• Entries supplied:

——————————

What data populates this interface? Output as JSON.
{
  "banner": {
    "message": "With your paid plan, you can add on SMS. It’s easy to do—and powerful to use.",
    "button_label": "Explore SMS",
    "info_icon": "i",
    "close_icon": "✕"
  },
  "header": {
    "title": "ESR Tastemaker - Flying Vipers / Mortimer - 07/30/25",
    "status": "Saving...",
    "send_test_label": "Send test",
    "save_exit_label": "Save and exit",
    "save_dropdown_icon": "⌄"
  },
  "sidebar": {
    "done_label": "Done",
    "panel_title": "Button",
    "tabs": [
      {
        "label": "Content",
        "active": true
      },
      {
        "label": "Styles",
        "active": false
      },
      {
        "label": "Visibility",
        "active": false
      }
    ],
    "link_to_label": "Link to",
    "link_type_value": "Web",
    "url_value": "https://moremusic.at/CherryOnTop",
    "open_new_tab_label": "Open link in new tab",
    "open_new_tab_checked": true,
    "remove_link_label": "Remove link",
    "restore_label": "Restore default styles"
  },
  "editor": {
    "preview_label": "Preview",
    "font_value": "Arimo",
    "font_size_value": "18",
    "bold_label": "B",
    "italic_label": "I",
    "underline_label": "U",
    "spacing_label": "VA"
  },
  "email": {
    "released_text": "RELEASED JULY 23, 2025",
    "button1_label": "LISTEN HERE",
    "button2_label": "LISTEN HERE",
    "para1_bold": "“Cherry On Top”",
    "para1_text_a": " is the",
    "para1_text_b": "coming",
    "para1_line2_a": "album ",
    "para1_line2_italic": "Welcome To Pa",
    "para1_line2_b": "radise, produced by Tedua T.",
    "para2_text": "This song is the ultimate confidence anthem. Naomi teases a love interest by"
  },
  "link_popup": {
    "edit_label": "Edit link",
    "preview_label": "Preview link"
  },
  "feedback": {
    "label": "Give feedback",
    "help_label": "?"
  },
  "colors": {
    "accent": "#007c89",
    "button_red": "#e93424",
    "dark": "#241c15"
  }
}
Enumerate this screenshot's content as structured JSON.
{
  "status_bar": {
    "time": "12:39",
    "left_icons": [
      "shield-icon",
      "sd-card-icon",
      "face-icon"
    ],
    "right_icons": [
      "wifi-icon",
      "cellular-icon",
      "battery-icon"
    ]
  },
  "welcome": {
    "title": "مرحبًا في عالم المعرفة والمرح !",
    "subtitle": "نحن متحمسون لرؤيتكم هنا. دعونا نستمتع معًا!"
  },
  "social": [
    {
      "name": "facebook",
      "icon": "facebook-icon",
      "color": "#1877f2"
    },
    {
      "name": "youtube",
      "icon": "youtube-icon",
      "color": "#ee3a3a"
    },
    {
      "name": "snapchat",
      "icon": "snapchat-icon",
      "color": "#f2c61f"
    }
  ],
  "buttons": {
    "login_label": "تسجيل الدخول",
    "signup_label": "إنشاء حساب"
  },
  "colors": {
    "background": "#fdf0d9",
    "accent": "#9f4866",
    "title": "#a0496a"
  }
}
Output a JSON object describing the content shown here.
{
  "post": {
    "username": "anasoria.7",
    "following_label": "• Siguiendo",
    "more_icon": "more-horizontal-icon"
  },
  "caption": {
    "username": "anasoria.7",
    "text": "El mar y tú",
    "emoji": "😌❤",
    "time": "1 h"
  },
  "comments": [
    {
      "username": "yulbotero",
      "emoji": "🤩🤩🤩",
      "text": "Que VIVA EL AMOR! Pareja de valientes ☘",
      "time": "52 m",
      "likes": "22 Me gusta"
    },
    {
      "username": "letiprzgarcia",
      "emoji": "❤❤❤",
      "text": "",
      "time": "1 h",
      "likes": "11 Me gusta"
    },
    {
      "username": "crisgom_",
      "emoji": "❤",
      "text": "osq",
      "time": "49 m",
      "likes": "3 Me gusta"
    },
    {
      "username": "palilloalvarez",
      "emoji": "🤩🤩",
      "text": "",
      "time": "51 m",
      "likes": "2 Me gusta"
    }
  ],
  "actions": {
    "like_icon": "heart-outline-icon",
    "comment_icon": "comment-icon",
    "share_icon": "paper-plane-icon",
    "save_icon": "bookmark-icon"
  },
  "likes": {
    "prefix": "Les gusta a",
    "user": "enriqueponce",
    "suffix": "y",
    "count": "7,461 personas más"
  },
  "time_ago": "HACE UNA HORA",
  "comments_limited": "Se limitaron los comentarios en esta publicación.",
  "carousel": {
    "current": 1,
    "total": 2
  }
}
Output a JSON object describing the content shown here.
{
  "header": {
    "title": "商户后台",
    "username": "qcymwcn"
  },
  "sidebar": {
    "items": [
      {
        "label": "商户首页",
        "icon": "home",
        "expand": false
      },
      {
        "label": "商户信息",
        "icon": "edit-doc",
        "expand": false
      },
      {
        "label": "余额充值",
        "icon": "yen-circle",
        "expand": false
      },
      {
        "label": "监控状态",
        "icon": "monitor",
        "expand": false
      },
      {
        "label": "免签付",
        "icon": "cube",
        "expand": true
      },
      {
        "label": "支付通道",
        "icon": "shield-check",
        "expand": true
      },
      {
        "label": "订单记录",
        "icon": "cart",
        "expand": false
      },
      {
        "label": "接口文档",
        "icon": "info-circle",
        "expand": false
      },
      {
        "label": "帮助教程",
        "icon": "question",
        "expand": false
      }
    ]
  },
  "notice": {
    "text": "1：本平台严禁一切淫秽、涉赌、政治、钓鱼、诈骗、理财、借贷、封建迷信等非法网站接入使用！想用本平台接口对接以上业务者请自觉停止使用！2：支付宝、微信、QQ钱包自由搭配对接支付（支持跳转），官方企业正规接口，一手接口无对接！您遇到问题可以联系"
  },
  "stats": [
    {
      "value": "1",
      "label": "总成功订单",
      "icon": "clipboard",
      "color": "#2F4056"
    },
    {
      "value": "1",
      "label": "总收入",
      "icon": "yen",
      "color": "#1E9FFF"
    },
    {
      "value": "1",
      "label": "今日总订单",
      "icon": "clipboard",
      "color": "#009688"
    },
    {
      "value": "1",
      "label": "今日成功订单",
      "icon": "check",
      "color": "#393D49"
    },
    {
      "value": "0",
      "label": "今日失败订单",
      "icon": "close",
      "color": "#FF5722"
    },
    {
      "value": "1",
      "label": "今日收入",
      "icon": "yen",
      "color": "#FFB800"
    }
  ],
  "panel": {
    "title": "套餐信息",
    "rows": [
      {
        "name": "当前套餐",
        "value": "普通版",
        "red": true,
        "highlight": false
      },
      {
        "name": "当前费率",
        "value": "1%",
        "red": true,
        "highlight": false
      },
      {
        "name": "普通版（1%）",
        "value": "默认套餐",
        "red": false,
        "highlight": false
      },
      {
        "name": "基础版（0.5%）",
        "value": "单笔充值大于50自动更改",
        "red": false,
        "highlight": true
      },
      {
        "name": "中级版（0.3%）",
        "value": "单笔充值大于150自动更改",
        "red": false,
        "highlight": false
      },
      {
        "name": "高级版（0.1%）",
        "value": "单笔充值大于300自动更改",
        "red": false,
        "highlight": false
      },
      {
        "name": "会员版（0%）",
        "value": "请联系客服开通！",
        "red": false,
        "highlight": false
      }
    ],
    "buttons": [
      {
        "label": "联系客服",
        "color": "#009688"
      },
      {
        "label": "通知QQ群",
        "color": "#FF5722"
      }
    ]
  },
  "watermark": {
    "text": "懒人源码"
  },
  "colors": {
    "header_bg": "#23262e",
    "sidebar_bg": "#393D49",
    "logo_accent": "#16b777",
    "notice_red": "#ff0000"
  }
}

——————————

• Directive: Find every line in the listing that holds the string "LISTEN", then say how many there are as a bare number.

• Response to this exercise: 2